## start MATERIAL TO PROCESS

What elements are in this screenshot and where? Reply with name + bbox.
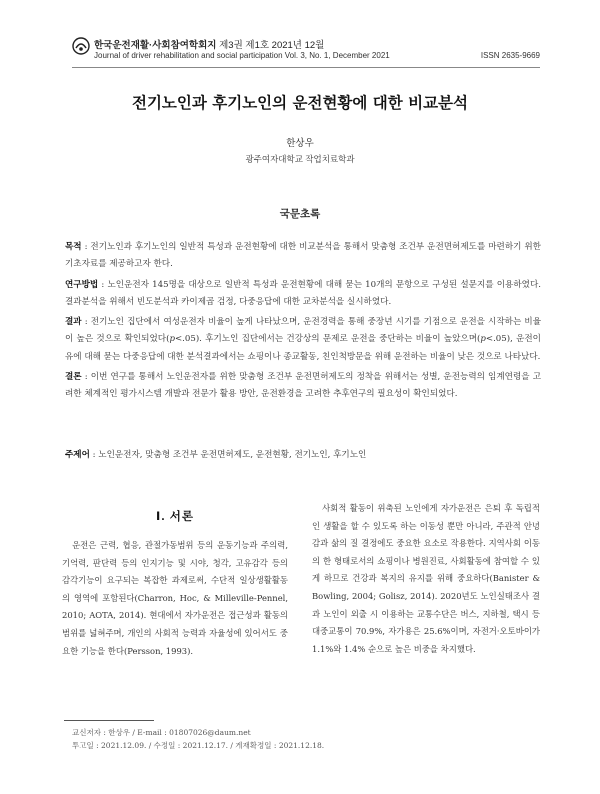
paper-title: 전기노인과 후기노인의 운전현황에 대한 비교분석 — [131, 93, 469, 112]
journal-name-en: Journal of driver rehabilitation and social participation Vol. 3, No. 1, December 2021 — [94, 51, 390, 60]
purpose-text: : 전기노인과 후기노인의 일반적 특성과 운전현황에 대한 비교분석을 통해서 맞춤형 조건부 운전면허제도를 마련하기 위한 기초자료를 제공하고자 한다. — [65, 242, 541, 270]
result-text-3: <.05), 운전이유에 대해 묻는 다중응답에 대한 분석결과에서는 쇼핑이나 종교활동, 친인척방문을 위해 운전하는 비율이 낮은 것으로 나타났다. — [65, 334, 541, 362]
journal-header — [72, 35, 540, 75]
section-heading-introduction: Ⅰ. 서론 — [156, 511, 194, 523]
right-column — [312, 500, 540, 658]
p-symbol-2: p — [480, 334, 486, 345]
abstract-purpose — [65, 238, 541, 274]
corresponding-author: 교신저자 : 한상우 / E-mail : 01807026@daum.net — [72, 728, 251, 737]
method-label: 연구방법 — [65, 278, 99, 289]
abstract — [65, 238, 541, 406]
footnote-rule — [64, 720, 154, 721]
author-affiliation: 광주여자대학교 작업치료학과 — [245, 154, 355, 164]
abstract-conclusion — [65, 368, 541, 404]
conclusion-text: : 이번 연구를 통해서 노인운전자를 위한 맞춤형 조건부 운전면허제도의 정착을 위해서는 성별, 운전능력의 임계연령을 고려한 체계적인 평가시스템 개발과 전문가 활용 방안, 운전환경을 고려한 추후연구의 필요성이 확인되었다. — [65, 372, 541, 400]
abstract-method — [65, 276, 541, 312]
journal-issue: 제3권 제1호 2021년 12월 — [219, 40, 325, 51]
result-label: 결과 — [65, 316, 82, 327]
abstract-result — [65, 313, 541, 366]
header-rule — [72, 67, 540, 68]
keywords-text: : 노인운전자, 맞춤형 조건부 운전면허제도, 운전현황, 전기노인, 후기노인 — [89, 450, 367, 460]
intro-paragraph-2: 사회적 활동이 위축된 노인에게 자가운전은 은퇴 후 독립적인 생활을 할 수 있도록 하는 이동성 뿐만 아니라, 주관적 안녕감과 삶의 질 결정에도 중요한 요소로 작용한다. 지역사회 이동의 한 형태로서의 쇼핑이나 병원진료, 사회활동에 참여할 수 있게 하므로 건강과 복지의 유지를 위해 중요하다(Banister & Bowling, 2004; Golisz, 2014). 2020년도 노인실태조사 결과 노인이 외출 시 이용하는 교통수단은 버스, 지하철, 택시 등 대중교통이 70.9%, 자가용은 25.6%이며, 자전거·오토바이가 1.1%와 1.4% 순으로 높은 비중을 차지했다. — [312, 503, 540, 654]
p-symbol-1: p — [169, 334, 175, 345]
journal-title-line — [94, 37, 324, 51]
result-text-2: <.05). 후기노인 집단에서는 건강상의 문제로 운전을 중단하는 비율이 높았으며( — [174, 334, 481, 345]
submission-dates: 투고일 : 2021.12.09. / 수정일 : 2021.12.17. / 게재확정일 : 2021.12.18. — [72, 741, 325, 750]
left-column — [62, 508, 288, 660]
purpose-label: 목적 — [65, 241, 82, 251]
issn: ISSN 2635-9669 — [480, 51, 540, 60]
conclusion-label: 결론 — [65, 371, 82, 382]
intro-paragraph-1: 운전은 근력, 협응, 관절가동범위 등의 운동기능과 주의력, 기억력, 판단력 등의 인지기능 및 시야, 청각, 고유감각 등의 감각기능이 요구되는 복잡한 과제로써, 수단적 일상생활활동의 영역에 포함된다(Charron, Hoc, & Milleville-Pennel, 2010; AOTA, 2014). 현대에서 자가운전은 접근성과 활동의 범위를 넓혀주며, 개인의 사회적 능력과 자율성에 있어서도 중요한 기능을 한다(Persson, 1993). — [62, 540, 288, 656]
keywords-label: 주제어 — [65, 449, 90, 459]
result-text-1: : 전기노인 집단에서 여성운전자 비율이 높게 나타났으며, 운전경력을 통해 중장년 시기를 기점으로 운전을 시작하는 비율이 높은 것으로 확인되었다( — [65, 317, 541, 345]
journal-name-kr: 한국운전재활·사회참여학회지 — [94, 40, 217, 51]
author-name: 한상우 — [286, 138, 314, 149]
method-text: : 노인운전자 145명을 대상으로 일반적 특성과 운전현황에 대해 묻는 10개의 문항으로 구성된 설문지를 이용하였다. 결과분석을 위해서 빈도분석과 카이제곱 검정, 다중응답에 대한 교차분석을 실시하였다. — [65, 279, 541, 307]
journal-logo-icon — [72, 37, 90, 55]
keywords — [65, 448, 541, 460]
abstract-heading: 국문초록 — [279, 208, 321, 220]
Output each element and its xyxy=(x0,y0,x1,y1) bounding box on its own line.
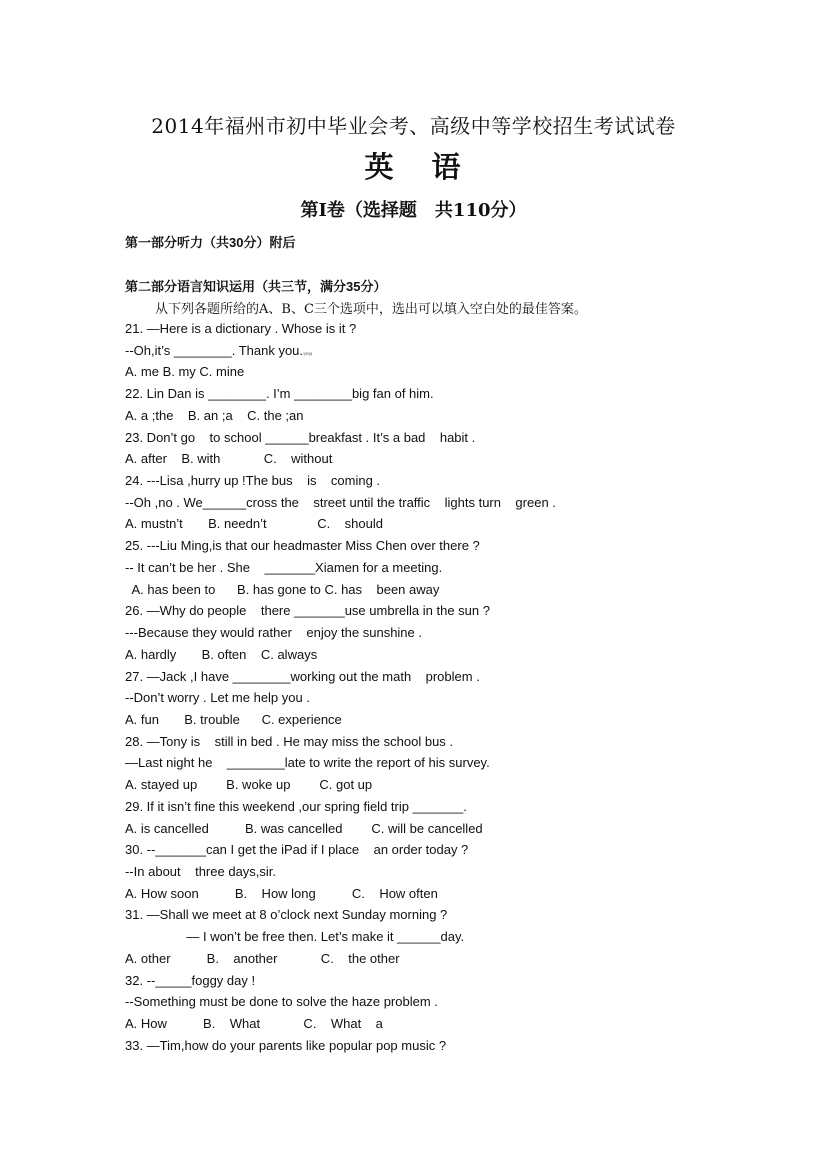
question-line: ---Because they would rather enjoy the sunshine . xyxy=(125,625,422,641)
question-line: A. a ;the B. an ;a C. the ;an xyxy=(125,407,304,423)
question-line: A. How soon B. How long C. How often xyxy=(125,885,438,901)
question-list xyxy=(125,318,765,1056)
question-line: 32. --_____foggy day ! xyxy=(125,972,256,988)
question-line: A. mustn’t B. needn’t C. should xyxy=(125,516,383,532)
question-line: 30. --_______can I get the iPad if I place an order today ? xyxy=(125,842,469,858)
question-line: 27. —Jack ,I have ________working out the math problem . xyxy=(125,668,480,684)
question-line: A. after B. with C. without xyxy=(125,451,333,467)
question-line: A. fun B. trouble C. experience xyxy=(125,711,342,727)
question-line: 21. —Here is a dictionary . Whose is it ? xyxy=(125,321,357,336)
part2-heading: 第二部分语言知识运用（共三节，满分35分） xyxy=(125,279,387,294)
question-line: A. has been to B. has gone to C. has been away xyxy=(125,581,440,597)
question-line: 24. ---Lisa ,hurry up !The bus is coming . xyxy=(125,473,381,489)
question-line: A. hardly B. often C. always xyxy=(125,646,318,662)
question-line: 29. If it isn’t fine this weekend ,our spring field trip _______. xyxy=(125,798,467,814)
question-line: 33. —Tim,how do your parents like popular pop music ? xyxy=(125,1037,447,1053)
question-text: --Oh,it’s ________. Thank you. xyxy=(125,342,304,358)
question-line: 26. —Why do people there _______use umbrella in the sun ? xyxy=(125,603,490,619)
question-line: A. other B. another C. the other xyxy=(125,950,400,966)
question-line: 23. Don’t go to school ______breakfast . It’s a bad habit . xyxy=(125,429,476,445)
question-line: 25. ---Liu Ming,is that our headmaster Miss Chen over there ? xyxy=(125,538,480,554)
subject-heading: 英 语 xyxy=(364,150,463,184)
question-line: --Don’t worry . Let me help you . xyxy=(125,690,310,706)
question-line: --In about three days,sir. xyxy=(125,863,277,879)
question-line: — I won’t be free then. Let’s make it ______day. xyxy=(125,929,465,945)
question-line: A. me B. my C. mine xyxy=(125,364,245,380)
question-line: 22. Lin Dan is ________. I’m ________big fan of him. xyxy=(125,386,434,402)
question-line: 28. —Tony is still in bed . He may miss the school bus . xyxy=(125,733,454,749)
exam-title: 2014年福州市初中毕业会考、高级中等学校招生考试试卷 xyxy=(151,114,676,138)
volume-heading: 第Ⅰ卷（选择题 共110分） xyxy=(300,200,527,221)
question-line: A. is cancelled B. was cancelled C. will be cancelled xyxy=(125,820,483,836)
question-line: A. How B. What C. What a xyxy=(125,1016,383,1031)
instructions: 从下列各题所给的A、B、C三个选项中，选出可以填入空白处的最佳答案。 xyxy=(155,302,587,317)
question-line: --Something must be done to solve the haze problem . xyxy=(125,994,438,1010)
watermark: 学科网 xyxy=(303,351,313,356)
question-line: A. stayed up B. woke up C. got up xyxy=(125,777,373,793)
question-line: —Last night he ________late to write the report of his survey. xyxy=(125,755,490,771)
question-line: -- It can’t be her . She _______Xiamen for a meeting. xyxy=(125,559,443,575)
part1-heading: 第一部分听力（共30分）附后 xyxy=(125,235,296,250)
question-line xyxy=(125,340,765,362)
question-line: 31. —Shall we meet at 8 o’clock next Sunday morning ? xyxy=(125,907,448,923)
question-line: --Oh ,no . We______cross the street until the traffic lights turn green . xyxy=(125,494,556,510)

## end MATERIAL TO PROCESS

EXERCISE GOAL.
Copy the lines exactly as they appear, beginning at the line that contains "question-line: ---Because they" and ending after the line that contains "question-line: A. mustn’t".

FINAL ANSWER.
question-line: ---Because they would rather enjoy the sunshine . xyxy=(125,625,422,641)
question-line: A. a ;the B. an ;a C. the ;an xyxy=(125,407,304,423)
question-line: A. How soon B. How long C. How often xyxy=(125,885,438,901)
question-list xyxy=(125,318,765,1056)
question-line: 32. --_____foggy day ! xyxy=(125,972,256,988)
question-line: A. mustn’t B. needn’t C. should xyxy=(125,516,383,532)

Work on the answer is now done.